> _Given exercise_: Below are the records; reproduce all of them exactly but without any images.

(Dataset records)
---
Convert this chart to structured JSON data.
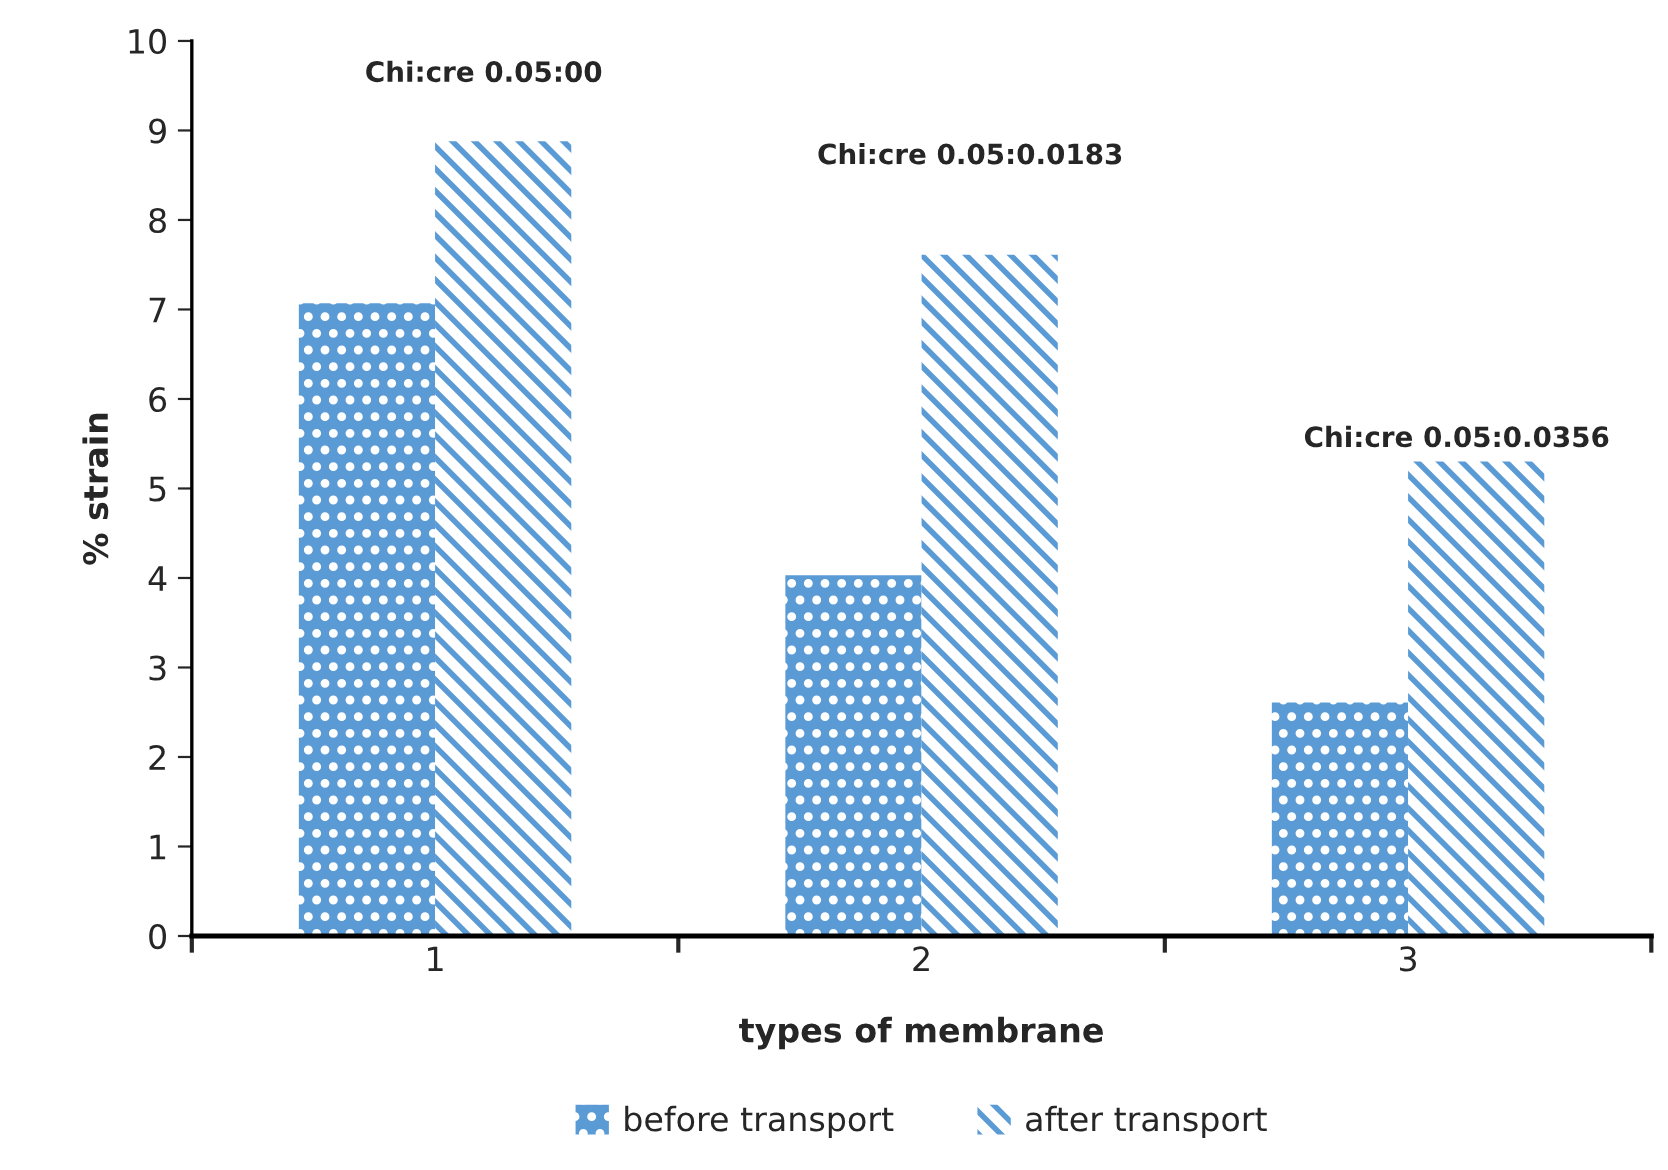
{
  "chart_data": {
    "type": "bar",
    "categories": [
      "1",
      "2",
      "3"
    ],
    "series": [
      {
        "name": "before transport",
        "color": "#5b9bd5",
        "values": [
          7.07,
          4.03,
          2.61
        ]
      },
      {
        "name": "after transport",
        "color": "#5b9bd5",
        "values": [
          8.88,
          7.61,
          5.3
        ]
      }
    ],
    "xlabel": "types of membrane",
    "ylabel": "% strain",
    "ylim": [
      0,
      10
    ],
    "yticks": [
      0,
      1,
      2,
      3,
      4,
      5,
      6,
      7,
      8,
      9,
      10
    ],
    "grid": false,
    "legend": "bottom",
    "annotations": [
      "Chi:cre 0.05:00",
      "Chi:cre 0.05:0.0183",
      "Chi:cre 0.05:0.0356"
    ]
  }
}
---
> _Solution to the problem_:
Convert this chart to structured JSON data.
{
  "chart_data": {
    "type": "bar",
    "categories": [
      "1",
      "2",
      "3"
    ],
    "series": [
      {
        "name": "before transport",
        "color": "#5b9bd5",
        "values": [
          7.07,
          4.03,
          2.61
        ]
      },
      {
        "name": "after transport",
        "color": "#5b9bd5",
        "values": [
          8.88,
          7.61,
          5.3
        ]
      }
    ],
    "xlabel": "types of membrane",
    "ylabel": "% strain",
    "ylim": [
      0,
      10
    ],
    "yticks": [
      0,
      1,
      2,
      3,
      4,
      5,
      6,
      7,
      8,
      9,
      10
    ],
    "grid": false,
    "legend": "bottom",
    "annotations": [
      "Chi:cre 0.05:00",
      "Chi:cre 0.05:0.0183",
      "Chi:cre 0.05:0.0356"
    ]
  }
}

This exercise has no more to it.